*EXERCISE*
Every record must be transcribed in its entirety, apart from the images, which are to be omitted.

(Dataset items)
** begin **

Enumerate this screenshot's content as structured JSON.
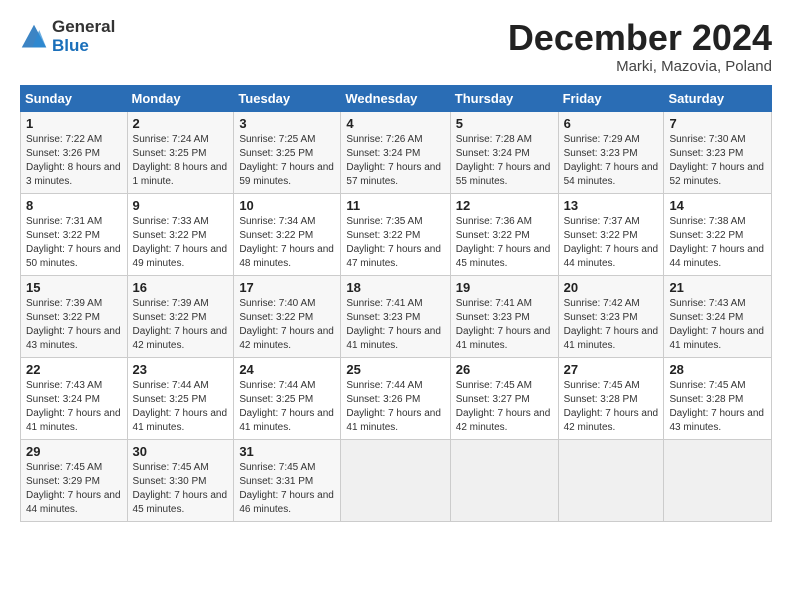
{
  "logo": {
    "general": "General",
    "blue": "Blue"
  },
  "title": "December 2024",
  "subtitle": "Marki, Mazovia, Poland",
  "days_of_week": [
    "Sunday",
    "Monday",
    "Tuesday",
    "Wednesday",
    "Thursday",
    "Friday",
    "Saturday"
  ],
  "weeks": [
    [
      {
        "day": "1",
        "sunrise": "7:22 AM",
        "sunset": "3:26 PM",
        "daylight": "8 hours and 3 minutes."
      },
      {
        "day": "2",
        "sunrise": "7:24 AM",
        "sunset": "3:25 PM",
        "daylight": "8 hours and 1 minute."
      },
      {
        "day": "3",
        "sunrise": "7:25 AM",
        "sunset": "3:25 PM",
        "daylight": "7 hours and 59 minutes."
      },
      {
        "day": "4",
        "sunrise": "7:26 AM",
        "sunset": "3:24 PM",
        "daylight": "7 hours and 57 minutes."
      },
      {
        "day": "5",
        "sunrise": "7:28 AM",
        "sunset": "3:24 PM",
        "daylight": "7 hours and 55 minutes."
      },
      {
        "day": "6",
        "sunrise": "7:29 AM",
        "sunset": "3:23 PM",
        "daylight": "7 hours and 54 minutes."
      },
      {
        "day": "7",
        "sunrise": "7:30 AM",
        "sunset": "3:23 PM",
        "daylight": "7 hours and 52 minutes."
      }
    ],
    [
      {
        "day": "8",
        "sunrise": "7:31 AM",
        "sunset": "3:22 PM",
        "daylight": "7 hours and 50 minutes."
      },
      {
        "day": "9",
        "sunrise": "7:33 AM",
        "sunset": "3:22 PM",
        "daylight": "7 hours and 49 minutes."
      },
      {
        "day": "10",
        "sunrise": "7:34 AM",
        "sunset": "3:22 PM",
        "daylight": "7 hours and 48 minutes."
      },
      {
        "day": "11",
        "sunrise": "7:35 AM",
        "sunset": "3:22 PM",
        "daylight": "7 hours and 47 minutes."
      },
      {
        "day": "12",
        "sunrise": "7:36 AM",
        "sunset": "3:22 PM",
        "daylight": "7 hours and 45 minutes."
      },
      {
        "day": "13",
        "sunrise": "7:37 AM",
        "sunset": "3:22 PM",
        "daylight": "7 hours and 44 minutes."
      },
      {
        "day": "14",
        "sunrise": "7:38 AM",
        "sunset": "3:22 PM",
        "daylight": "7 hours and 44 minutes."
      }
    ],
    [
      {
        "day": "15",
        "sunrise": "7:39 AM",
        "sunset": "3:22 PM",
        "daylight": "7 hours and 43 minutes."
      },
      {
        "day": "16",
        "sunrise": "7:39 AM",
        "sunset": "3:22 PM",
        "daylight": "7 hours and 42 minutes."
      },
      {
        "day": "17",
        "sunrise": "7:40 AM",
        "sunset": "3:22 PM",
        "daylight": "7 hours and 42 minutes."
      },
      {
        "day": "18",
        "sunrise": "7:41 AM",
        "sunset": "3:23 PM",
        "daylight": "7 hours and 41 minutes."
      },
      {
        "day": "19",
        "sunrise": "7:41 AM",
        "sunset": "3:23 PM",
        "daylight": "7 hours and 41 minutes."
      },
      {
        "day": "20",
        "sunrise": "7:42 AM",
        "sunset": "3:23 PM",
        "daylight": "7 hours and 41 minutes."
      },
      {
        "day": "21",
        "sunrise": "7:43 AM",
        "sunset": "3:24 PM",
        "daylight": "7 hours and 41 minutes."
      }
    ],
    [
      {
        "day": "22",
        "sunrise": "7:43 AM",
        "sunset": "3:24 PM",
        "daylight": "7 hours and 41 minutes."
      },
      {
        "day": "23",
        "sunrise": "7:44 AM",
        "sunset": "3:25 PM",
        "daylight": "7 hours and 41 minutes."
      },
      {
        "day": "24",
        "sunrise": "7:44 AM",
        "sunset": "3:25 PM",
        "daylight": "7 hours and 41 minutes."
      },
      {
        "day": "25",
        "sunrise": "7:44 AM",
        "sunset": "3:26 PM",
        "daylight": "7 hours and 41 minutes."
      },
      {
        "day": "26",
        "sunrise": "7:45 AM",
        "sunset": "3:27 PM",
        "daylight": "7 hours and 42 minutes."
      },
      {
        "day": "27",
        "sunrise": "7:45 AM",
        "sunset": "3:28 PM",
        "daylight": "7 hours and 42 minutes."
      },
      {
        "day": "28",
        "sunrise": "7:45 AM",
        "sunset": "3:28 PM",
        "daylight": "7 hours and 43 minutes."
      }
    ],
    [
      {
        "day": "29",
        "sunrise": "7:45 AM",
        "sunset": "3:29 PM",
        "daylight": "7 hours and 44 minutes."
      },
      {
        "day": "30",
        "sunrise": "7:45 AM",
        "sunset": "3:30 PM",
        "daylight": "7 hours and 45 minutes."
      },
      {
        "day": "31",
        "sunrise": "7:45 AM",
        "sunset": "3:31 PM",
        "daylight": "7 hours and 46 minutes."
      },
      null,
      null,
      null,
      null
    ]
  ],
  "labels": {
    "sunrise": "Sunrise:",
    "sunset": "Sunset:",
    "daylight": "Daylight:"
  }
}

** end **

*RESPONSE TO THIS TASK*
Enumerate this screenshot's content as structured JSON.
{
  "logo": {
    "general": "General",
    "blue": "Blue"
  },
  "title": "December 2024",
  "subtitle": "Marki, Mazovia, Poland",
  "days_of_week": [
    "Sunday",
    "Monday",
    "Tuesday",
    "Wednesday",
    "Thursday",
    "Friday",
    "Saturday"
  ],
  "weeks": [
    [
      {
        "day": "1",
        "sunrise": "7:22 AM",
        "sunset": "3:26 PM",
        "daylight": "8 hours and 3 minutes."
      },
      {
        "day": "2",
        "sunrise": "7:24 AM",
        "sunset": "3:25 PM",
        "daylight": "8 hours and 1 minute."
      },
      {
        "day": "3",
        "sunrise": "7:25 AM",
        "sunset": "3:25 PM",
        "daylight": "7 hours and 59 minutes."
      },
      {
        "day": "4",
        "sunrise": "7:26 AM",
        "sunset": "3:24 PM",
        "daylight": "7 hours and 57 minutes."
      },
      {
        "day": "5",
        "sunrise": "7:28 AM",
        "sunset": "3:24 PM",
        "daylight": "7 hours and 55 minutes."
      },
      {
        "day": "6",
        "sunrise": "7:29 AM",
        "sunset": "3:23 PM",
        "daylight": "7 hours and 54 minutes."
      },
      {
        "day": "7",
        "sunrise": "7:30 AM",
        "sunset": "3:23 PM",
        "daylight": "7 hours and 52 minutes."
      }
    ],
    [
      {
        "day": "8",
        "sunrise": "7:31 AM",
        "sunset": "3:22 PM",
        "daylight": "7 hours and 50 minutes."
      },
      {
        "day": "9",
        "sunrise": "7:33 AM",
        "sunset": "3:22 PM",
        "daylight": "7 hours and 49 minutes."
      },
      {
        "day": "10",
        "sunrise": "7:34 AM",
        "sunset": "3:22 PM",
        "daylight": "7 hours and 48 minutes."
      },
      {
        "day": "11",
        "sunrise": "7:35 AM",
        "sunset": "3:22 PM",
        "daylight": "7 hours and 47 minutes."
      },
      {
        "day": "12",
        "sunrise": "7:36 AM",
        "sunset": "3:22 PM",
        "daylight": "7 hours and 45 minutes."
      },
      {
        "day": "13",
        "sunrise": "7:37 AM",
        "sunset": "3:22 PM",
        "daylight": "7 hours and 44 minutes."
      },
      {
        "day": "14",
        "sunrise": "7:38 AM",
        "sunset": "3:22 PM",
        "daylight": "7 hours and 44 minutes."
      }
    ],
    [
      {
        "day": "15",
        "sunrise": "7:39 AM",
        "sunset": "3:22 PM",
        "daylight": "7 hours and 43 minutes."
      },
      {
        "day": "16",
        "sunrise": "7:39 AM",
        "sunset": "3:22 PM",
        "daylight": "7 hours and 42 minutes."
      },
      {
        "day": "17",
        "sunrise": "7:40 AM",
        "sunset": "3:22 PM",
        "daylight": "7 hours and 42 minutes."
      },
      {
        "day": "18",
        "sunrise": "7:41 AM",
        "sunset": "3:23 PM",
        "daylight": "7 hours and 41 minutes."
      },
      {
        "day": "19",
        "sunrise": "7:41 AM",
        "sunset": "3:23 PM",
        "daylight": "7 hours and 41 minutes."
      },
      {
        "day": "20",
        "sunrise": "7:42 AM",
        "sunset": "3:23 PM",
        "daylight": "7 hours and 41 minutes."
      },
      {
        "day": "21",
        "sunrise": "7:43 AM",
        "sunset": "3:24 PM",
        "daylight": "7 hours and 41 minutes."
      }
    ],
    [
      {
        "day": "22",
        "sunrise": "7:43 AM",
        "sunset": "3:24 PM",
        "daylight": "7 hours and 41 minutes."
      },
      {
        "day": "23",
        "sunrise": "7:44 AM",
        "sunset": "3:25 PM",
        "daylight": "7 hours and 41 minutes."
      },
      {
        "day": "24",
        "sunrise": "7:44 AM",
        "sunset": "3:25 PM",
        "daylight": "7 hours and 41 minutes."
      },
      {
        "day": "25",
        "sunrise": "7:44 AM",
        "sunset": "3:26 PM",
        "daylight": "7 hours and 41 minutes."
      },
      {
        "day": "26",
        "sunrise": "7:45 AM",
        "sunset": "3:27 PM",
        "daylight": "7 hours and 42 minutes."
      },
      {
        "day": "27",
        "sunrise": "7:45 AM",
        "sunset": "3:28 PM",
        "daylight": "7 hours and 42 minutes."
      },
      {
        "day": "28",
        "sunrise": "7:45 AM",
        "sunset": "3:28 PM",
        "daylight": "7 hours and 43 minutes."
      }
    ],
    [
      {
        "day": "29",
        "sunrise": "7:45 AM",
        "sunset": "3:29 PM",
        "daylight": "7 hours and 44 minutes."
      },
      {
        "day": "30",
        "sunrise": "7:45 AM",
        "sunset": "3:30 PM",
        "daylight": "7 hours and 45 minutes."
      },
      {
        "day": "31",
        "sunrise": "7:45 AM",
        "sunset": "3:31 PM",
        "daylight": "7 hours and 46 minutes."
      },
      null,
      null,
      null,
      null
    ]
  ],
  "labels": {
    "sunrise": "Sunrise:",
    "sunset": "Sunset:",
    "daylight": "Daylight:"
  }
}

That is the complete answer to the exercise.